## Exercise objective:
Can you reproduce every line of the material below character for character, changing nothing?

[Saved entries]
------------------------------------------------------------------------

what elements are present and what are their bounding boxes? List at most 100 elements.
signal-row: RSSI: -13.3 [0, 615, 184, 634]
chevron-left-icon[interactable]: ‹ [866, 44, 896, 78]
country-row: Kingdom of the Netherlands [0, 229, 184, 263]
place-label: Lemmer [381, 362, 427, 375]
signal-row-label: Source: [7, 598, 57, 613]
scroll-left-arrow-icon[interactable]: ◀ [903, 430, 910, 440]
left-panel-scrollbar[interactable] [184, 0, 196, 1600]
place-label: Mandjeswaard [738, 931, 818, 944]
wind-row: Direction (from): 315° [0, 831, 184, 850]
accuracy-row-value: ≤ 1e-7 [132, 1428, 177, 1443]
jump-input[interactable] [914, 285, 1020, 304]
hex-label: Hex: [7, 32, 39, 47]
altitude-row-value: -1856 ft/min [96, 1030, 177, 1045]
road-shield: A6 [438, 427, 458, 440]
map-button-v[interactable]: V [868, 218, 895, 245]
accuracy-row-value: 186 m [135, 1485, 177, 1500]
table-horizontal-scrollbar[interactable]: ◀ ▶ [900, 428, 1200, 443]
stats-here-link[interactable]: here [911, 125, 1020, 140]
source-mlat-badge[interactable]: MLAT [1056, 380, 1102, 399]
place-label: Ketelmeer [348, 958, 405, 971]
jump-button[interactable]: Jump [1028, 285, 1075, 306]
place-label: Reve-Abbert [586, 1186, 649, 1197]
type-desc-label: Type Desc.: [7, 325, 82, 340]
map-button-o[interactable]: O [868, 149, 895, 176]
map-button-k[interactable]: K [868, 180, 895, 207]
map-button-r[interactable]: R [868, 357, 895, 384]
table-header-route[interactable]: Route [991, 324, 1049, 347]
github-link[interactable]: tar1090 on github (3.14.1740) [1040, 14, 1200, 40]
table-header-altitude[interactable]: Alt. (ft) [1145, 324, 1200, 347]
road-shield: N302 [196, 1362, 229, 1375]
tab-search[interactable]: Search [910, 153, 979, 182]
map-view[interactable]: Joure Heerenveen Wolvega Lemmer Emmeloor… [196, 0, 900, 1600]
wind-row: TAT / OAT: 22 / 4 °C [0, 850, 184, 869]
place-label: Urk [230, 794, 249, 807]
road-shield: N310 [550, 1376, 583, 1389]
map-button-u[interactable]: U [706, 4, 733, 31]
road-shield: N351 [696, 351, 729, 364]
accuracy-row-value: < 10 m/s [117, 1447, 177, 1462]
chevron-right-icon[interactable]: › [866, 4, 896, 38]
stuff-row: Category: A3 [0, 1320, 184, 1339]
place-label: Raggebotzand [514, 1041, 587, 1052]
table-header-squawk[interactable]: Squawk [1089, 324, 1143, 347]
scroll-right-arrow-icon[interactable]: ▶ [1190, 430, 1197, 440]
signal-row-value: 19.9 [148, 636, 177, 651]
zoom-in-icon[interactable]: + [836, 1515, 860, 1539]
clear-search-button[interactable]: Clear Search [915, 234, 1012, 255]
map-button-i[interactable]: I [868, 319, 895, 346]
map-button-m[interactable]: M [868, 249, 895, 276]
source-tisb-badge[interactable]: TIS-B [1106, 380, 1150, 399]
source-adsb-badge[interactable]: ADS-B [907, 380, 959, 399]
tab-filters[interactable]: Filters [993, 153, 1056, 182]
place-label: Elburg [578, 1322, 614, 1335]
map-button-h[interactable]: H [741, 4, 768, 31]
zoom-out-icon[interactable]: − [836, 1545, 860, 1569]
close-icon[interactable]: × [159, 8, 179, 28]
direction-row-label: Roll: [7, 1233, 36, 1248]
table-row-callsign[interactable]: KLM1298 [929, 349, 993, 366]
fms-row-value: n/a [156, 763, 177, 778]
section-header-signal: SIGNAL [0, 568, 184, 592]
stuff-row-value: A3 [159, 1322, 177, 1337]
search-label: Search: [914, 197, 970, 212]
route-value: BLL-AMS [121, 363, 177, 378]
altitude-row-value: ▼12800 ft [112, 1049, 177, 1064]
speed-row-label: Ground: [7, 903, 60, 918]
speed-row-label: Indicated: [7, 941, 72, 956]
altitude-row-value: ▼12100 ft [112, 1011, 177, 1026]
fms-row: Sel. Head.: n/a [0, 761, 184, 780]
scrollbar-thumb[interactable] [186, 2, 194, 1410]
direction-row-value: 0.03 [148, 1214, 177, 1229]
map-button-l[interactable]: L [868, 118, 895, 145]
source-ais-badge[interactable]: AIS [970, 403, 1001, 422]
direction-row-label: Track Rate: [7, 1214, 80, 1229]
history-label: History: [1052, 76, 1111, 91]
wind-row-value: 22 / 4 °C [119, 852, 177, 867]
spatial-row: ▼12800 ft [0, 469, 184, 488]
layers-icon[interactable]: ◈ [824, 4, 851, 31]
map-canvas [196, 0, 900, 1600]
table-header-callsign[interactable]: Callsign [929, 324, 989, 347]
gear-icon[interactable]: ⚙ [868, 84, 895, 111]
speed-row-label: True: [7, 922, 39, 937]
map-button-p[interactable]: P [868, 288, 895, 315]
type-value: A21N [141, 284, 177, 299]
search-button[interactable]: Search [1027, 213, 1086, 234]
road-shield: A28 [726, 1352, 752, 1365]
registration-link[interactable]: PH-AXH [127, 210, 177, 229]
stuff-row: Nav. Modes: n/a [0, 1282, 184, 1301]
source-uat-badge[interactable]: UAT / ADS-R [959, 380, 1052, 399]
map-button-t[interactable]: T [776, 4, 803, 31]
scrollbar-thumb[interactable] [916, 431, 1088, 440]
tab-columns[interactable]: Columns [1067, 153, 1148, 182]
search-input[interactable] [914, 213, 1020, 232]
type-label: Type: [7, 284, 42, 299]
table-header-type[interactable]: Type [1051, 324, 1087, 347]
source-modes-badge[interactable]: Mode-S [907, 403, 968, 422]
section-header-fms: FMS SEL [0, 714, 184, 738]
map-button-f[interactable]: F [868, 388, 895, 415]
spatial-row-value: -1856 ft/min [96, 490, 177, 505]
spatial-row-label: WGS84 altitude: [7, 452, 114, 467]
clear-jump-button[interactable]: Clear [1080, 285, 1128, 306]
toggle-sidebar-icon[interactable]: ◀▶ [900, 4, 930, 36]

------------------------------------------------------------------------

## Complete output:
what elements are present and what are their bounding boxes? List at most 100 elements.
signal-row: RSSI: -13.3 [0, 615, 184, 634]
chevron-left-icon[interactable]: ‹ [866, 44, 896, 78]
country-row: Kingdom of the Netherlands [0, 229, 184, 263]
place-label: Lemmer [381, 362, 427, 375]
signal-row-label: Source: [7, 598, 57, 613]
scroll-left-arrow-icon[interactable]: ◀ [903, 430, 910, 440]
left-panel-scrollbar[interactable] [184, 0, 196, 1600]
place-label: Mandjeswaard [738, 931, 818, 944]
wind-row: Direction (from): 315° [0, 831, 184, 850]
accuracy-row-value: ≤ 1e-7 [132, 1428, 177, 1443]
jump-input[interactable] [914, 285, 1020, 304]
hex-label: Hex: [7, 32, 39, 47]
altitude-row-value: -1856 ft/min [96, 1030, 177, 1045]
road-shield: A6 [438, 427, 458, 440]
map-button-v[interactable]: V [868, 218, 895, 245]
accuracy-row-value: 186 m [135, 1485, 177, 1500]
table-horizontal-scrollbar[interactable]: ◀ ▶ [900, 428, 1200, 443]
stats-here-link[interactable]: here [911, 125, 1020, 140]
source-mlat-badge[interactable]: MLAT [1056, 380, 1102, 399]
place-label: Ketelmeer [348, 958, 405, 971]
jump-button[interactable]: Jump [1028, 285, 1075, 306]
place-label: Reve-Abbert [586, 1186, 649, 1197]
type-desc-label: Type Desc.: [7, 325, 82, 340]
map-button-o[interactable]: O [868, 149, 895, 176]
map-button-k[interactable]: K [868, 180, 895, 207]
map-button-r[interactable]: R [868, 357, 895, 384]
table-header-route[interactable]: Route [991, 324, 1049, 347]
github-link[interactable]: tar1090 on github (3.14.1740) [1040, 14, 1200, 40]
table-header-altitude[interactable]: Alt. (ft) [1145, 324, 1200, 347]
road-shield: N302 [196, 1362, 229, 1375]
tab-search[interactable]: Search [910, 153, 979, 182]
map-view[interactable]: Joure Heerenveen Wolvega Lemmer Emmeloor… [196, 0, 900, 1600]
wind-row: TAT / OAT: 22 / 4 °C [0, 850, 184, 869]
place-label: Urk [230, 794, 249, 807]
road-shield: N310 [550, 1376, 583, 1389]
map-button-u[interactable]: U [706, 4, 733, 31]
road-shield: N351 [696, 351, 729, 364]
accuracy-row-value: < 10 m/s [117, 1447, 177, 1462]
chevron-right-icon[interactable]: › [866, 4, 896, 38]
stuff-row: Category: A3 [0, 1320, 184, 1339]
place-label: Raggebotzand [514, 1041, 587, 1052]
table-header-squawk[interactable]: Squawk [1089, 324, 1143, 347]
scroll-right-arrow-icon[interactable]: ▶ [1190, 430, 1197, 440]
signal-row-value: 19.9 [148, 636, 177, 651]
zoom-in-icon[interactable]: + [836, 1515, 860, 1539]
clear-search-button[interactable]: Clear Search [915, 234, 1012, 255]
map-button-i[interactable]: I [868, 319, 895, 346]
map-button-m[interactable]: M [868, 249, 895, 276]
source-tisb-badge[interactable]: TIS-B [1106, 380, 1150, 399]
source-adsb-badge[interactable]: ADS-B [907, 380, 959, 399]
tab-filters[interactable]: Filters [993, 153, 1056, 182]
place-label: Elburg [578, 1322, 614, 1335]
map-button-h[interactable]: H [741, 4, 768, 31]
zoom-out-icon[interactable]: − [836, 1545, 860, 1569]
close-icon[interactable]: × [159, 8, 179, 28]
direction-row-label: Roll: [7, 1233, 36, 1248]
table-row-callsign[interactable]: KLM1298 [929, 349, 993, 366]
fms-row-value: n/a [156, 763, 177, 778]
section-header-signal: SIGNAL [0, 568, 184, 592]
stuff-row-value: A3 [159, 1322, 177, 1337]
search-label: Search: [914, 197, 970, 212]
route-value: BLL-AMS [121, 363, 177, 378]
altitude-row-value: ▼12800 ft [112, 1049, 177, 1064]
speed-row-label: Ground: [7, 903, 60, 918]
speed-row-label: Indicated: [7, 941, 72, 956]
altitude-row-value: ▼12100 ft [112, 1011, 177, 1026]
fms-row: Sel. Head.: n/a [0, 761, 184, 780]
scrollbar-thumb[interactable] [186, 2, 194, 1410]
direction-row-value: 0.03 [148, 1214, 177, 1229]
map-button-l[interactable]: L [868, 118, 895, 145]
source-ais-badge[interactable]: AIS [970, 403, 1001, 422]
direction-row-label: Track Rate: [7, 1214, 80, 1229]
history-label: History: [1052, 76, 1111, 91]
wind-row-value: 22 / 4 °C [119, 852, 177, 867]
spatial-row: ▼12800 ft [0, 469, 184, 488]
layers-icon[interactable]: ◈ [824, 4, 851, 31]
map-canvas [196, 0, 900, 1600]
table-header-callsign[interactable]: Callsign [929, 324, 989, 347]
gear-icon[interactable]: ⚙ [868, 84, 895, 111]
speed-row-label: True: [7, 922, 39, 937]
map-button-p[interactable]: P [868, 288, 895, 315]
type-value: A21N [141, 284, 177, 299]
search-button[interactable]: Search [1027, 213, 1086, 234]
road-shield: A28 [726, 1352, 752, 1365]
registration-link[interactable]: PH-AXH [127, 210, 177, 229]
stuff-row: Nav. Modes: n/a [0, 1282, 184, 1301]
source-uat-badge[interactable]: UAT / ADS-R [959, 380, 1052, 399]
map-button-t[interactable]: T [776, 4, 803, 31]
scrollbar-thumb[interactable] [916, 431, 1088, 440]
tab-columns[interactable]: Columns [1067, 153, 1148, 182]
search-input[interactable] [914, 213, 1020, 232]
type-label: Type: [7, 284, 42, 299]
table-header-type[interactable]: Type [1051, 324, 1087, 347]
source-modes-badge[interactable]: Mode-S [907, 403, 968, 422]
section-header-fms: FMS SEL [0, 714, 184, 738]
map-button-f[interactable]: F [868, 388, 895, 415]
spatial-row-value: -1856 ft/min [96, 490, 177, 505]
spatial-row-label: WGS84 altitude: [7, 452, 114, 467]
clear-jump-button[interactable]: Clear [1080, 285, 1128, 306]
toggle-sidebar-icon[interactable]: ◀▶ [900, 4, 930, 36]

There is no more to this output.